#### Passage shown
There is no doubt in my mind that my father loves me, I just wish the dad I had could see reality and be an everyday part of our lives.  I will keep going from the support and love of others and because I hope that one day things may change.

Until then I have the support of the most wonderful blended family!  I say blended family because my family is so much more than my immediate family.  There are my parents, siblings, in-laws, grandparents, aunts, uncles, cousins and friends who are here and supporting me.  It doesn't matter if they are my family by blood or by our bond, to me they are all family and I could not imagine our little world of the Cool Chaos without them all.

I hope you all know who each and everyone of you are and who I am talking about, the ones who love us without question, will do anything for us, and are always there.  You are the ones who love me for who I am, good or bad.  Who are helping us raise this gaggle of children we have been blessed with in our lives.  You are the ones who know when I need a smile.  You know when I need a GNO.   You say just the right words when I most need them.  You offer a simple hug and the right times and make me laugh when I need it most. 

I never in a million years ever thought my life could be so full with so many amazing people.  I will never be able to thank you all enough.  I just hope you know how much you mean to me and my little family. 

To my Bubby, it is simple, I love you more than burritos! 
To my Ricki, you have been my rock through more than anyone, and no matter if it is good or bad I could not have asked for a better person to share my journey.  I am thankful that our parents brought you into this world!  We may not have always gotten a long growing up but thank goodness those days are behind us.

To my mom,  you are one of the strongest woman I know and the one who has taught me the most by your actions.  I know you hate to see us go through what we are but it isn't your fault and the fact that you listen is enough.  You have given us the opportunities of a lifetime and a family we never imagined!  Thank you, and thank you for all that you do for the twins - both sets of them.  I could not ask for more supporting parents and better grandparents.

#### Raw records
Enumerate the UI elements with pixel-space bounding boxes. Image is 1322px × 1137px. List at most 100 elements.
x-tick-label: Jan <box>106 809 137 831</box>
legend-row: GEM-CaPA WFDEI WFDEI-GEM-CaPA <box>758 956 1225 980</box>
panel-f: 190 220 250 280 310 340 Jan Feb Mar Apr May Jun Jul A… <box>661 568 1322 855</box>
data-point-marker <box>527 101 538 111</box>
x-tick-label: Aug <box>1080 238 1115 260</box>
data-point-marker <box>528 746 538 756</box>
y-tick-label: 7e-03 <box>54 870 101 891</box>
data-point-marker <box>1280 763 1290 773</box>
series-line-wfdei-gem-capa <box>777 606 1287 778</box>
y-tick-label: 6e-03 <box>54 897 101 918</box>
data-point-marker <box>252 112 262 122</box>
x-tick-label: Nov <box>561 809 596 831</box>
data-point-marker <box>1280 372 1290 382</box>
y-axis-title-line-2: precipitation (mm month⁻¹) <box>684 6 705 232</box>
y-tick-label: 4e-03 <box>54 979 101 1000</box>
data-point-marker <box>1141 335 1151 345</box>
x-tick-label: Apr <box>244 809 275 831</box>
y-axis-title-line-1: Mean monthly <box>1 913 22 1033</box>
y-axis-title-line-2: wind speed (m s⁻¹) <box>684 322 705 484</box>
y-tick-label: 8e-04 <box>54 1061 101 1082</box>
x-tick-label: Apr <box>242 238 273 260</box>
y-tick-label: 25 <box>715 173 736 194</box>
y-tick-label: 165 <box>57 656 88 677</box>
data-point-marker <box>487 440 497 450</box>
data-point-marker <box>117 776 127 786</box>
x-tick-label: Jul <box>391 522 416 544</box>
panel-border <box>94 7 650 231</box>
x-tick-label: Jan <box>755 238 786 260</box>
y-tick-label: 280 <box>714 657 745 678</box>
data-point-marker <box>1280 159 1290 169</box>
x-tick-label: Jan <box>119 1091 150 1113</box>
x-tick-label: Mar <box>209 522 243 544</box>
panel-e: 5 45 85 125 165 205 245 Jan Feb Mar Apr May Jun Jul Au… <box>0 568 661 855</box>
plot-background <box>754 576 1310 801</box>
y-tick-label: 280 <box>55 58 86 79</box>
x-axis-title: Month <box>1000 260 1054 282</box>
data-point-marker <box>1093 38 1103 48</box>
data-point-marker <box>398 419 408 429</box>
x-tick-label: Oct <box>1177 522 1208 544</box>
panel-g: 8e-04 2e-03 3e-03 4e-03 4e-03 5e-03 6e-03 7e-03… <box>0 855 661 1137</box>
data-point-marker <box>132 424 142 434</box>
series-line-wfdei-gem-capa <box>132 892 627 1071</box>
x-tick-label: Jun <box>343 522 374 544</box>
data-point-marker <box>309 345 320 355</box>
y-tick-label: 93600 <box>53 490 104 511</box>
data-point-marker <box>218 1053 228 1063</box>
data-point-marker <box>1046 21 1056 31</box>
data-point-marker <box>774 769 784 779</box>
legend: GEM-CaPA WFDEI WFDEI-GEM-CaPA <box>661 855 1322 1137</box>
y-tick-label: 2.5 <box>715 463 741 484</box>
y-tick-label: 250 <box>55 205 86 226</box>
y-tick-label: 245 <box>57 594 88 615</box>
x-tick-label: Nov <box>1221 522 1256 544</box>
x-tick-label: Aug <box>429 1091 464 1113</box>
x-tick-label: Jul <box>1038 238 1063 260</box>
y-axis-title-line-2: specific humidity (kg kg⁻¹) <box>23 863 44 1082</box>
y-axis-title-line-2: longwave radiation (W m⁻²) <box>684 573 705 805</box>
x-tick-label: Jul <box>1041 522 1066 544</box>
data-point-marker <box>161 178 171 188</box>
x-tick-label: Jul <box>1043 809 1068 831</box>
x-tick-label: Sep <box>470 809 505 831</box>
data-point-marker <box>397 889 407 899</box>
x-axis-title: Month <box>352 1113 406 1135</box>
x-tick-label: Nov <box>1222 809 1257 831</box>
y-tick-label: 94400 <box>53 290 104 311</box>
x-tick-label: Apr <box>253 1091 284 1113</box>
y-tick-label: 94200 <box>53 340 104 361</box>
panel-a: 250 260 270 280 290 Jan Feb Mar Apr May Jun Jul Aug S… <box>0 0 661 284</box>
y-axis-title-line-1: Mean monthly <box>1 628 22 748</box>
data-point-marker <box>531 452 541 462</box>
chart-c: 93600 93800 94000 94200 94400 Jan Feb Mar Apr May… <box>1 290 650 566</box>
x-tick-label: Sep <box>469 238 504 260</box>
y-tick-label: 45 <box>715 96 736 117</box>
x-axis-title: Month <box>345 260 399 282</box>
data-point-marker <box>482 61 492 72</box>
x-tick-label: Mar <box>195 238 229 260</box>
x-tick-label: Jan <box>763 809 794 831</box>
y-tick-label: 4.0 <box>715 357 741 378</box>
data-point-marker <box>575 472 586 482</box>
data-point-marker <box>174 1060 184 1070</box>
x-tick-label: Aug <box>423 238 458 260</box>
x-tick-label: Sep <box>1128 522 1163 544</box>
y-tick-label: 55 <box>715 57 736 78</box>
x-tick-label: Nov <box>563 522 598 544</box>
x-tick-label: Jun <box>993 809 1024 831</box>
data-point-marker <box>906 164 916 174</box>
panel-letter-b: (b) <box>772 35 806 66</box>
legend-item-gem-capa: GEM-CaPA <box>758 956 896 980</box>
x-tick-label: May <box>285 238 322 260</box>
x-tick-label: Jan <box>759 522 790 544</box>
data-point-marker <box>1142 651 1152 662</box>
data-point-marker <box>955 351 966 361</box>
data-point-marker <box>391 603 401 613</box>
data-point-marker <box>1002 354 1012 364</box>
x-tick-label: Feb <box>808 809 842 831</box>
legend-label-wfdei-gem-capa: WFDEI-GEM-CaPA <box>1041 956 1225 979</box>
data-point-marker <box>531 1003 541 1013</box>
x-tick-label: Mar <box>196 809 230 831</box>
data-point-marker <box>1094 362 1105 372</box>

#### Brief 1
In the passage about family, what does the writer say they love Bubby more than?
#### Brief 2
Rewrite the rows from the first one through the row containing "panel-f: 190 220", replacing "legend-row" with "legend-entry" and leaving everything else unchanged.

#### Exercise output 1
Burritos.

#### Exercise output 2
Enumerate the UI elements with pixel-space bounding boxes. Image is 1322px × 1137px. List at most 100 elements.
x-tick-label: Jan <box>106 809 137 831</box>
legend-entry: GEM-CaPA WFDEI WFDEI-GEM-CaPA <box>758 956 1225 980</box>
panel-f: 190 220 250 280 310 340 Jan Feb Mar Apr May Jun Jul A… <box>661 568 1322 855</box>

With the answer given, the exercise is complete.